- [Requirements]: Show every line in the records below that contains the word "Disable".

- [Records shown]:
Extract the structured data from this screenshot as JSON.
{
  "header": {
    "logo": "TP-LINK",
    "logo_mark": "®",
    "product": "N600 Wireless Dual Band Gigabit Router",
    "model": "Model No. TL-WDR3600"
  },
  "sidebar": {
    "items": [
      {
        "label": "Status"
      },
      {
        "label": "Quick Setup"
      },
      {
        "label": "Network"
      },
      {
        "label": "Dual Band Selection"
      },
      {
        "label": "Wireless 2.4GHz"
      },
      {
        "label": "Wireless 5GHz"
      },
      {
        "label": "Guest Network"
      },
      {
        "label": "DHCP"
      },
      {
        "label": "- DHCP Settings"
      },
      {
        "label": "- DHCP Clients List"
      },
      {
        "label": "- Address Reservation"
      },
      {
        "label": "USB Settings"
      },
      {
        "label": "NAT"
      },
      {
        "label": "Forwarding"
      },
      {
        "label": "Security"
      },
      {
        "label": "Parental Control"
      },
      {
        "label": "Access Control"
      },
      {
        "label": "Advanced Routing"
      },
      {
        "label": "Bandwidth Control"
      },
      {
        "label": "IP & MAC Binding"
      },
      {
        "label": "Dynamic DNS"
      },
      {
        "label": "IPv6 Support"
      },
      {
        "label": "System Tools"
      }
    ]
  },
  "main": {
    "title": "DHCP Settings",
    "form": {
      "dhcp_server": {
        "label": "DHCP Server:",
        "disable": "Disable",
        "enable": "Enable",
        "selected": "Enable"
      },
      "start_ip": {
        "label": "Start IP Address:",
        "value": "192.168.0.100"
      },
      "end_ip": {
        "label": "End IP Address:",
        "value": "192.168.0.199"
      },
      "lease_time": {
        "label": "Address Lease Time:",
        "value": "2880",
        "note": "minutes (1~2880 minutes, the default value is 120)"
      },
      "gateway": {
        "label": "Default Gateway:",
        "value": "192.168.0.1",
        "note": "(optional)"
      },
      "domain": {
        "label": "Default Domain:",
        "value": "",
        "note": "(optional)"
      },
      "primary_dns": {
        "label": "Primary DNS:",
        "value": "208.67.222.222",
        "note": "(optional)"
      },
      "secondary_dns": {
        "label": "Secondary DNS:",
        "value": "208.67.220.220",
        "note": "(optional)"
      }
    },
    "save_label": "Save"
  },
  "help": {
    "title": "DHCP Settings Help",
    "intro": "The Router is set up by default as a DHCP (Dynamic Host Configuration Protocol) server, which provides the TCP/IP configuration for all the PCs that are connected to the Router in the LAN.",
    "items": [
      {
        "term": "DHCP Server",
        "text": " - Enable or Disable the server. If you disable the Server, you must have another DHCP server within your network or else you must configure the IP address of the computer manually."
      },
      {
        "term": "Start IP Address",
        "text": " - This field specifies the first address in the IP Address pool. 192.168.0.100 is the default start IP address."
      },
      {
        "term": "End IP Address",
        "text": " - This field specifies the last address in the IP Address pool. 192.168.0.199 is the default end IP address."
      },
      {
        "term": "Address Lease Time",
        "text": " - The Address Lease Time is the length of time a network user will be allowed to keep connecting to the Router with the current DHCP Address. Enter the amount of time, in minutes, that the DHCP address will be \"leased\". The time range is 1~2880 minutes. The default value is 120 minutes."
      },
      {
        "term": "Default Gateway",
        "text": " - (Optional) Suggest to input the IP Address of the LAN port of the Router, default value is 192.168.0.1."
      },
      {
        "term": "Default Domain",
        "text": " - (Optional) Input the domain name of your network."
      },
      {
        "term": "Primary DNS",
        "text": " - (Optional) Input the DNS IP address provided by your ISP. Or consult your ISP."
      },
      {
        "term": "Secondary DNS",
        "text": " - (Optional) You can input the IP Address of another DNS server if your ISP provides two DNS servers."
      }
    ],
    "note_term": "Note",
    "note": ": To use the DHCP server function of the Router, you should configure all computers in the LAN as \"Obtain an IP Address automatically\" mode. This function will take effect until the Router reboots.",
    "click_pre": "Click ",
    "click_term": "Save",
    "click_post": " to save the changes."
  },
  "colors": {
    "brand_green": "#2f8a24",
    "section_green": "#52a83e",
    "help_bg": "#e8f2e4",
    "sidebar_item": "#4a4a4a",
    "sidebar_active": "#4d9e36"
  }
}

- [Final result]:
        "disable": "Disable",
        "text": " - Enable or Disable the server. If you disable the Server, you must have another DHCP server within your network or else you must configure the IP address of the computer manually."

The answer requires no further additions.